## Enunciado escrito A
Transcribe sin cambios la parte de las entradas que empieza en la línea que contiene "network-icon[interactable] xyxy=(688,2,694,9)" y termina en la que contiene "active-app-label: Gazebo xyxy=(74,2,94,9)", ambas incluidas.

## Texto de lectura
§ §

Dice Louis Madelin en su espléndido libro Los hombres de la revolución francesa (Ediciones B Argentina 2004) que basta tan sólo con haber agitado y luego gobernado a los hombres para juzgar mejor las cosas del pasado, y para dar así razón a los historiadores en su empeño de sustraerse de toda pasión política en el momento de acometer el juicio objetivo al que, por designio metodológico, obliga el oficio de la historia.

Tarea de gran dificultad la del historiador de la política sin duda ninguna, pero no más difícil en definitiva que aquélla a la que se ve sometido el hombre político en el momento en el que, en el seno de una dialéctica de trituración y reconstrucción revolucionaria, se ve obligado por necesidades objetivas de índole diversa (dialéctica de clases, dialéctica de Estados, el imperativo ontológico del orden político), a situarse a la altura del hombre Estado. Porque, ateniéndonos a la fórmula de Madelin, una cosa es la agitación de los hombres (ideológica, política, armada) y otra muy distinta –y sin duda más compleja– es el gobierno de los hombres. Buena parte de los grandes emprendimientos de la historia de la política encuentra las claves de sus más trágicos fracasos y peligros en esta contradicción fundamental, es decir, en la contradicción agónica entre revolución y orden político, toda vez que el momento de verdad de la política, de toda política, revolucionaria o no revolucionaria, es el orden político del Estado y su duración.

§ §

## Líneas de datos
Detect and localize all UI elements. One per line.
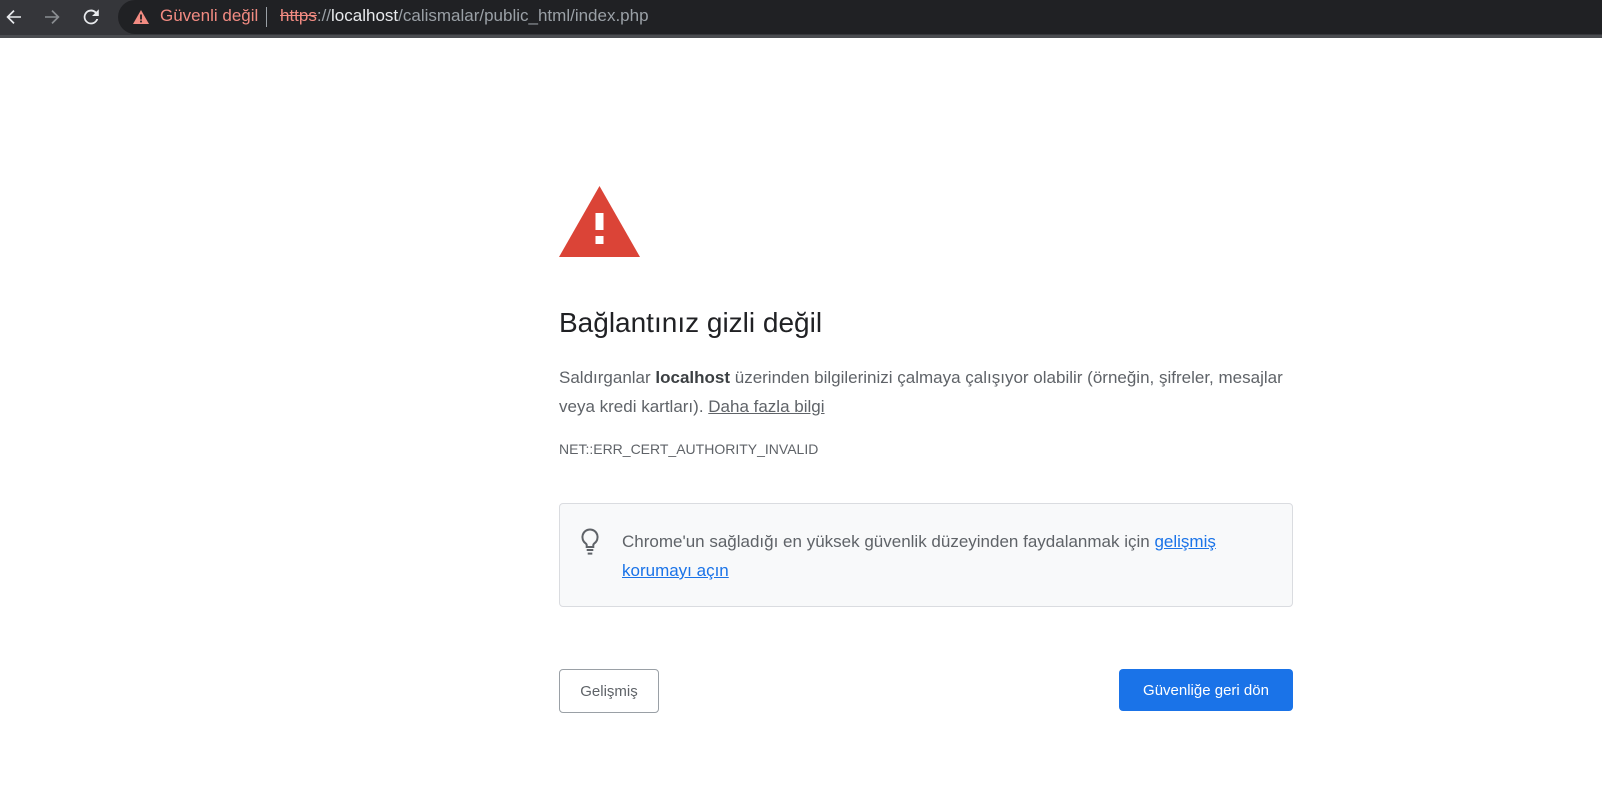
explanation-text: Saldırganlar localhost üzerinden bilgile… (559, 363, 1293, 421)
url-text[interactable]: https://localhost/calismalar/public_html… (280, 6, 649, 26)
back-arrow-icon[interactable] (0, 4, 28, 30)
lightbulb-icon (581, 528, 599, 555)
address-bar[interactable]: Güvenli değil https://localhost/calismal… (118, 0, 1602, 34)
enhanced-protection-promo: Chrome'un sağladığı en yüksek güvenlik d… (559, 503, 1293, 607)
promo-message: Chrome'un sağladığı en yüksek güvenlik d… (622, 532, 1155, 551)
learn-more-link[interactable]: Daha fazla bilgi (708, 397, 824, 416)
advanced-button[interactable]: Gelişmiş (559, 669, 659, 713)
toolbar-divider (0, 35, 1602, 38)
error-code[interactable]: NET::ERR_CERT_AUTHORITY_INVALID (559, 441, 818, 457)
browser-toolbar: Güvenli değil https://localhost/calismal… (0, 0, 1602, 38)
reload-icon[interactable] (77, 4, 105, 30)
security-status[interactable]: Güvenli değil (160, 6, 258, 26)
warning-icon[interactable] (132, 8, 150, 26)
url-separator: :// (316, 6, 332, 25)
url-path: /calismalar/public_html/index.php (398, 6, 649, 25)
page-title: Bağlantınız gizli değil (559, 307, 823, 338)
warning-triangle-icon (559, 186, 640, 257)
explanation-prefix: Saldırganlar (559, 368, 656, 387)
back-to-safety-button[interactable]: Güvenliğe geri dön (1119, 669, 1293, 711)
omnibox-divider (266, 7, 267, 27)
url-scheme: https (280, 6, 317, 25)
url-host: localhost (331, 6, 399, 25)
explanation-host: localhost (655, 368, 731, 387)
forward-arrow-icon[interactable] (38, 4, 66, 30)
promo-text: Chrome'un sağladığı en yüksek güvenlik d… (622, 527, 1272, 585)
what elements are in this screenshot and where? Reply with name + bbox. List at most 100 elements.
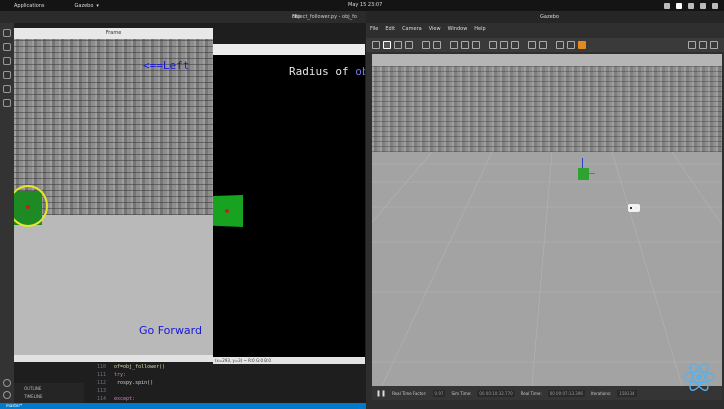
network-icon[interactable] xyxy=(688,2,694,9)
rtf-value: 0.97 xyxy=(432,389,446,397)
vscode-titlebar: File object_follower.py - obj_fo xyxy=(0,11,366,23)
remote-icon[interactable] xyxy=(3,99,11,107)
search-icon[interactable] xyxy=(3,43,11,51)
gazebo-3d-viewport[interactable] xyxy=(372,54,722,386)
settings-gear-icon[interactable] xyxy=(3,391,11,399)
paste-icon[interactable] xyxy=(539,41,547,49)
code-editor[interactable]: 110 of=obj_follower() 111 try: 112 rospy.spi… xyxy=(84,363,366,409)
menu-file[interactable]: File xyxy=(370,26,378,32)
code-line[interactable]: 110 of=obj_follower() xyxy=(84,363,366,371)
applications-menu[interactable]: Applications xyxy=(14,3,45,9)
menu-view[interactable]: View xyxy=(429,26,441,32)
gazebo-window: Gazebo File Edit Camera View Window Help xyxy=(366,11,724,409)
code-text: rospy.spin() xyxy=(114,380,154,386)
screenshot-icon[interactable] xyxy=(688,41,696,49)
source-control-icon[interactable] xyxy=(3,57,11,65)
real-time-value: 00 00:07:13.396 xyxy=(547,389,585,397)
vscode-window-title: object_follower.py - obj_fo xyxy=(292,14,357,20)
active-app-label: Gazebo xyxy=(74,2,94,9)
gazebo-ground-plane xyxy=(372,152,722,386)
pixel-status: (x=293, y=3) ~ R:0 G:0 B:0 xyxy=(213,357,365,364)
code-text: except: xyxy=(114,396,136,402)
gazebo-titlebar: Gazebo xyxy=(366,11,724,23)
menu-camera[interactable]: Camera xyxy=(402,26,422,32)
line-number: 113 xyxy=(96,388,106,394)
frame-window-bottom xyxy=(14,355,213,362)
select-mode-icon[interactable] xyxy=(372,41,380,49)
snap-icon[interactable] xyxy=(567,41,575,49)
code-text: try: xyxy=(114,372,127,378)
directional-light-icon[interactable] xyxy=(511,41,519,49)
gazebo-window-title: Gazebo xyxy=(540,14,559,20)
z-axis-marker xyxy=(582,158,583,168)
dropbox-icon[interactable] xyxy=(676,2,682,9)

§ §

## Enunciado escrito B
Escribe la continuación del texto sobre revolución y orden político a partir de su última oración.

## Respuesta A
network-icon[interactable] xyxy=(688,2,694,9)
rtf-value: 0.97 xyxy=(432,389,446,397)
vscode-titlebar: File object_follower.py - obj_fo xyxy=(0,11,366,23)
remote-icon[interactable] xyxy=(3,99,11,107)
search-icon[interactable] xyxy=(3,43,11,51)
gazebo-3d-viewport[interactable] xyxy=(372,54,722,386)
settings-gear-icon[interactable] xyxy=(3,391,11,399)
paste-icon[interactable] xyxy=(539,41,547,49)
code-editor[interactable]: 110 of=obj_follower() 111 try: 112 rospy.spi… xyxy=(84,363,366,409)
menu-file[interactable]: File xyxy=(370,26,378,32)
code-line[interactable]: 110 of=obj_follower() xyxy=(84,363,366,371)
applications-menu[interactable]: Applications xyxy=(14,3,45,9)
menu-view[interactable]: View xyxy=(429,26,441,32)
gazebo-window: Gazebo File Edit Camera View Window Help xyxy=(366,11,724,409)
code-text: rospy.spin() xyxy=(114,380,154,386)
screenshot-icon[interactable] xyxy=(688,41,696,49)
source-control-icon[interactable] xyxy=(3,57,11,65)
real-time-value: 00 00:07:13.396 xyxy=(547,389,585,397)
vscode-window-title: object_follower.py - obj_fo xyxy=(292,14,357,20)
active-app-label: Gazebo xyxy=(74,2,94,9)

## Respuesta B
Y es la de Mirabeau la figura que de inmediato se aísla ante nosotros para ocupar un puesto de privilegio en el panteón de los grandes hombres políticos (César, Cicerón, Maquiavelo, Napoleón), perfiles de cuya vida se dibujan a la escala de los grandes problemas de la política, los de verdadero arrastre y calado ontológico: los problemas del Estado, que es el sistema por excelencia de la historia. Y es precisamente esa escala problemática aquélla desde la que nos es posible observar la manera en que la política agota, exprime literalmente la existencia del hombre político devenido estadista, templando su carácter y pensamiento con arreglo a formatos históricos de singular tensión trágica: tensión entre el principio (la libertad, la igualdad, el socialismo) y la realidad histórica, entre la norma ética y la norma política (el Estado y su eutaxia), entre autoridad y anarquía, y trágica por la fuerza de la inevitabilidad con la que un Estado demanda de sus hombres y dirigentes que miren a la muerte y a la guerra manteniendo imperturbable la consciencia de la necesidad de privilegiar siempre, so pena de perecer, un orden política determinado.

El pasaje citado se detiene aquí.